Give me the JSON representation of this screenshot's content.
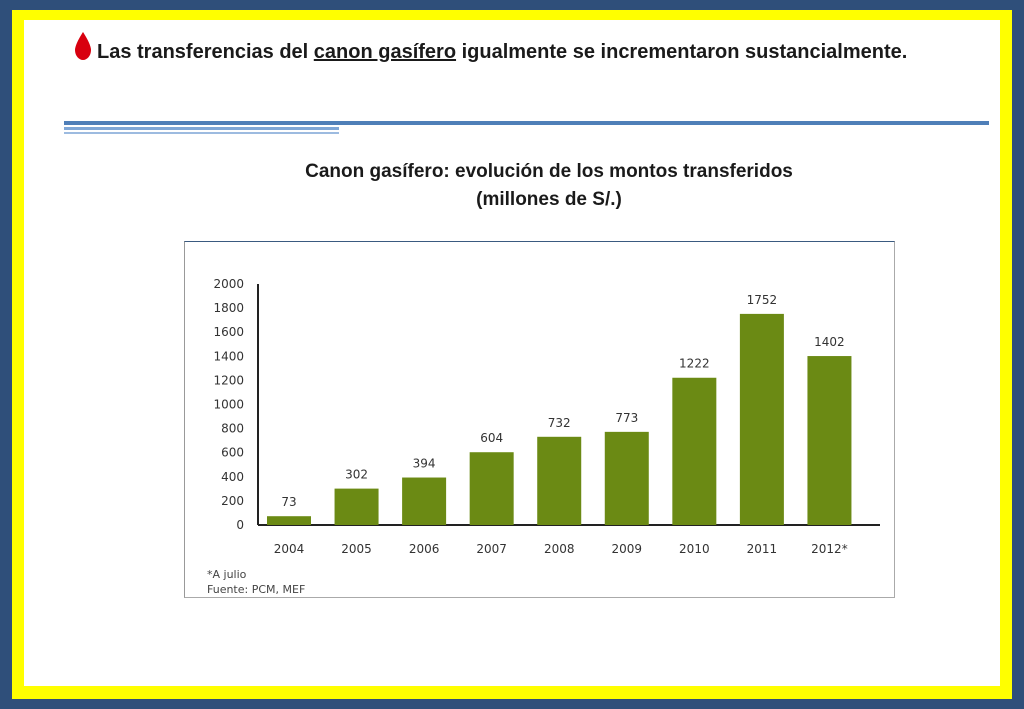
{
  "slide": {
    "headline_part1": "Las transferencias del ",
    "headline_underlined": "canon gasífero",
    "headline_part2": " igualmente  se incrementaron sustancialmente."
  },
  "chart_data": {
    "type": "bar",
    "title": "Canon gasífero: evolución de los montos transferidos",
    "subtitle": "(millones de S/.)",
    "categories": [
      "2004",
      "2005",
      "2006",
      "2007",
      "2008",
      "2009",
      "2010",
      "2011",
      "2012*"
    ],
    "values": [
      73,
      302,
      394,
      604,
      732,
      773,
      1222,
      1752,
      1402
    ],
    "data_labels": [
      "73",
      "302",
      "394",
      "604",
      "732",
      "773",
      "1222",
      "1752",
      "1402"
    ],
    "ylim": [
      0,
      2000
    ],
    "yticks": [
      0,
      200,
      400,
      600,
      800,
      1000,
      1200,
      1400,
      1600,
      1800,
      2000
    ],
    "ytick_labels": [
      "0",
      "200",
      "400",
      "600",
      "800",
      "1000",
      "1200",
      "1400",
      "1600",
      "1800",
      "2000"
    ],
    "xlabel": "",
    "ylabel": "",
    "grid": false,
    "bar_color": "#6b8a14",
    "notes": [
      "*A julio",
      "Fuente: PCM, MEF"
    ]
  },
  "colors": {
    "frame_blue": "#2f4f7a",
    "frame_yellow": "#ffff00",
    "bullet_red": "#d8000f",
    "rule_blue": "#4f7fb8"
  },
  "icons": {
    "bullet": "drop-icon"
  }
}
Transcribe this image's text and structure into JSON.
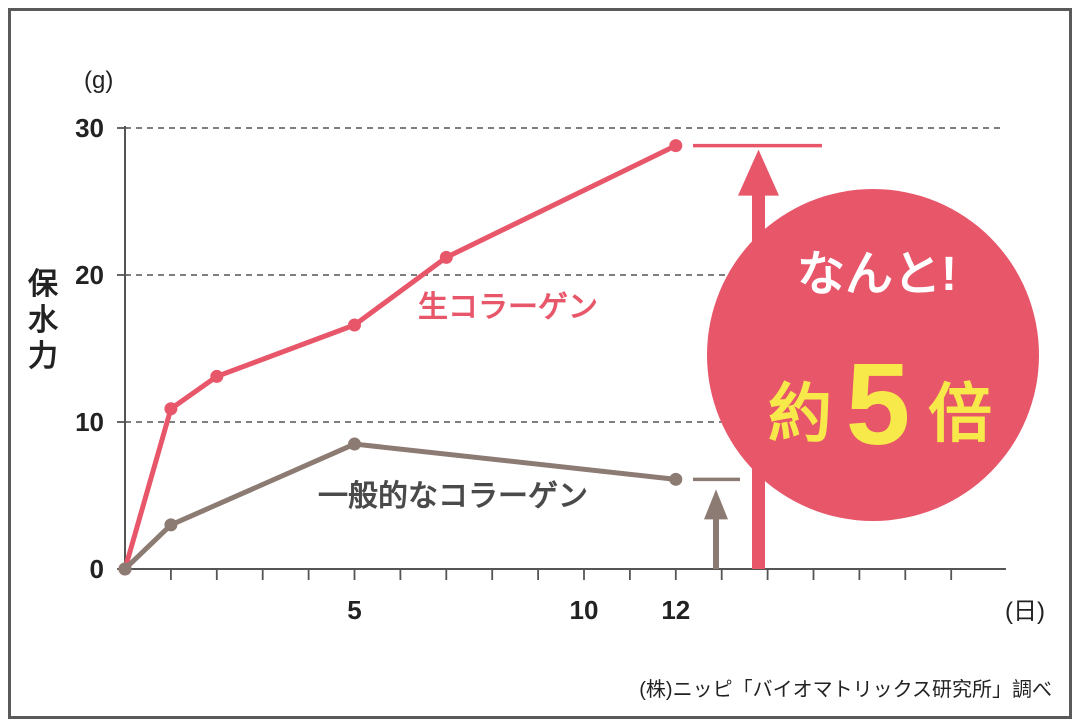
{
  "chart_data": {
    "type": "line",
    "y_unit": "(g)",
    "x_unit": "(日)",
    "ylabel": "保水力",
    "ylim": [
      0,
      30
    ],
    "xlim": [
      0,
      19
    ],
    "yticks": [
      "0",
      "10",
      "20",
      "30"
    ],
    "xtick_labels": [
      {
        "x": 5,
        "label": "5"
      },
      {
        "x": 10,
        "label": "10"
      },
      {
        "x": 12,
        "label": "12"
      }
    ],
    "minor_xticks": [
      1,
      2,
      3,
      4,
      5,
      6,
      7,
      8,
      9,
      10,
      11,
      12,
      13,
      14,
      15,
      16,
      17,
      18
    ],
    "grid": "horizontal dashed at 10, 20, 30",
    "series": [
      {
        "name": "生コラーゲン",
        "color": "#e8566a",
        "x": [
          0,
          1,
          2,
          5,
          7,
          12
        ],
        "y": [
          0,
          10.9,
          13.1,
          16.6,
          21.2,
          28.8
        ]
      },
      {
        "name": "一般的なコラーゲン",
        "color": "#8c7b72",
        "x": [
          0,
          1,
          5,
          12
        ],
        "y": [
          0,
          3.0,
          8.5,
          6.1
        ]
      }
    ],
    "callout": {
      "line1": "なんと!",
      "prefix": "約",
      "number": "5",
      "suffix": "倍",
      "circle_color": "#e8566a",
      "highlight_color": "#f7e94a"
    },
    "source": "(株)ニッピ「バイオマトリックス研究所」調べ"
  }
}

● ● ● ● ●

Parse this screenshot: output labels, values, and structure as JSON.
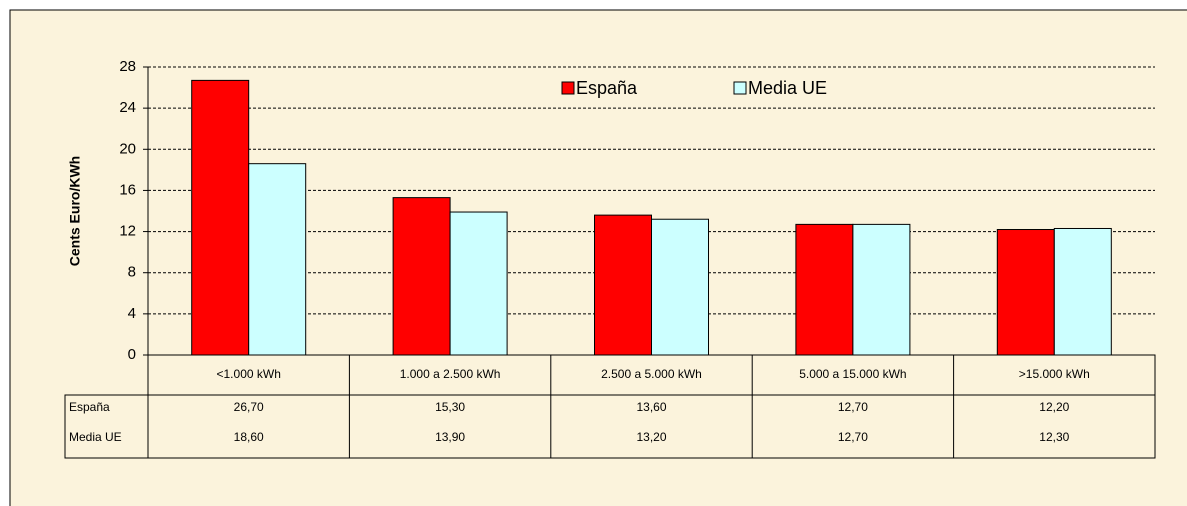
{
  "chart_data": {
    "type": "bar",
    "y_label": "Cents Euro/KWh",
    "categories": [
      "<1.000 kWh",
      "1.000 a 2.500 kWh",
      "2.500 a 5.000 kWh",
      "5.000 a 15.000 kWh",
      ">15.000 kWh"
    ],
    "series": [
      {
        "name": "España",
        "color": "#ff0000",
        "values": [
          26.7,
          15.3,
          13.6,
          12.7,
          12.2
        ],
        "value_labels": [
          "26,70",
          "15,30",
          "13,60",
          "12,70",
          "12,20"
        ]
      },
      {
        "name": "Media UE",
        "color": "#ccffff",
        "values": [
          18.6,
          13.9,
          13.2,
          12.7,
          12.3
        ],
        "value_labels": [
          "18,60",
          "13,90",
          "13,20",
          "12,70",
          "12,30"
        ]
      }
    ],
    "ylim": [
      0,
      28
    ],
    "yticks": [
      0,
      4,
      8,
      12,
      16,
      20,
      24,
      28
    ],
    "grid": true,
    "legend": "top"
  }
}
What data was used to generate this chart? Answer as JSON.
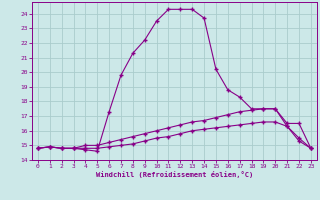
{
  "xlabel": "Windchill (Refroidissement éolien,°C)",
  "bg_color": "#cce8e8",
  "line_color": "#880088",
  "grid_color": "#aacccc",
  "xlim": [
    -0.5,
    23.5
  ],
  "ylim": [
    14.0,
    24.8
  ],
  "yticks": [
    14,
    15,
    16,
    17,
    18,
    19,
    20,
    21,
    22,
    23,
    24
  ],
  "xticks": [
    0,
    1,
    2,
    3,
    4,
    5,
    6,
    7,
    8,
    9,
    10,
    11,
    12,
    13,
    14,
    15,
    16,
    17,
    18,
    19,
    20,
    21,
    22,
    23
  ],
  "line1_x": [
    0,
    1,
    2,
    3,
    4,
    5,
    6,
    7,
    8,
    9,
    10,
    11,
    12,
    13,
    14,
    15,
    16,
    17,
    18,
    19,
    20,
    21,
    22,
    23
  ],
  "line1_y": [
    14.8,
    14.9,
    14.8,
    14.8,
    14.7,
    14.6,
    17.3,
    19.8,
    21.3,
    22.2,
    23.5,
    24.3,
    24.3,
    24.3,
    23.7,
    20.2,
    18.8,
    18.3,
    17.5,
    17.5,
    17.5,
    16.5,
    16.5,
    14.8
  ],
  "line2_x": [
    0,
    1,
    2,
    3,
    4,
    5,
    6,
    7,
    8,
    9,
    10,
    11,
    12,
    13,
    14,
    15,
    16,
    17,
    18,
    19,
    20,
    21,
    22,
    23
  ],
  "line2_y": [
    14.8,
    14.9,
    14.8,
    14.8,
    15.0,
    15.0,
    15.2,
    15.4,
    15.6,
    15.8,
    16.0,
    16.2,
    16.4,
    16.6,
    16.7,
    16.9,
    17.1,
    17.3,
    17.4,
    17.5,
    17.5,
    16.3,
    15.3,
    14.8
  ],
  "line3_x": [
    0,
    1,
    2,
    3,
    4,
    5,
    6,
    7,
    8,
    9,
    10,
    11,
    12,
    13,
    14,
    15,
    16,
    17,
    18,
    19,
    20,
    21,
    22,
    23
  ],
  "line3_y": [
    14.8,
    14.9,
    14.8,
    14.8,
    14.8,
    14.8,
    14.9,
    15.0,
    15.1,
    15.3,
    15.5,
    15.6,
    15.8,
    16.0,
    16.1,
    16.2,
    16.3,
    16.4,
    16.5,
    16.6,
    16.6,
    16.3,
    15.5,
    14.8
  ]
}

● ● ● ● ●

| Your instructions |
Copy all lines from the entries that contain the word "structure".

| Solution |
Transcribe this image's text and structure into JSON.
Parse this screenshot: output labels, values, and structure as JSON.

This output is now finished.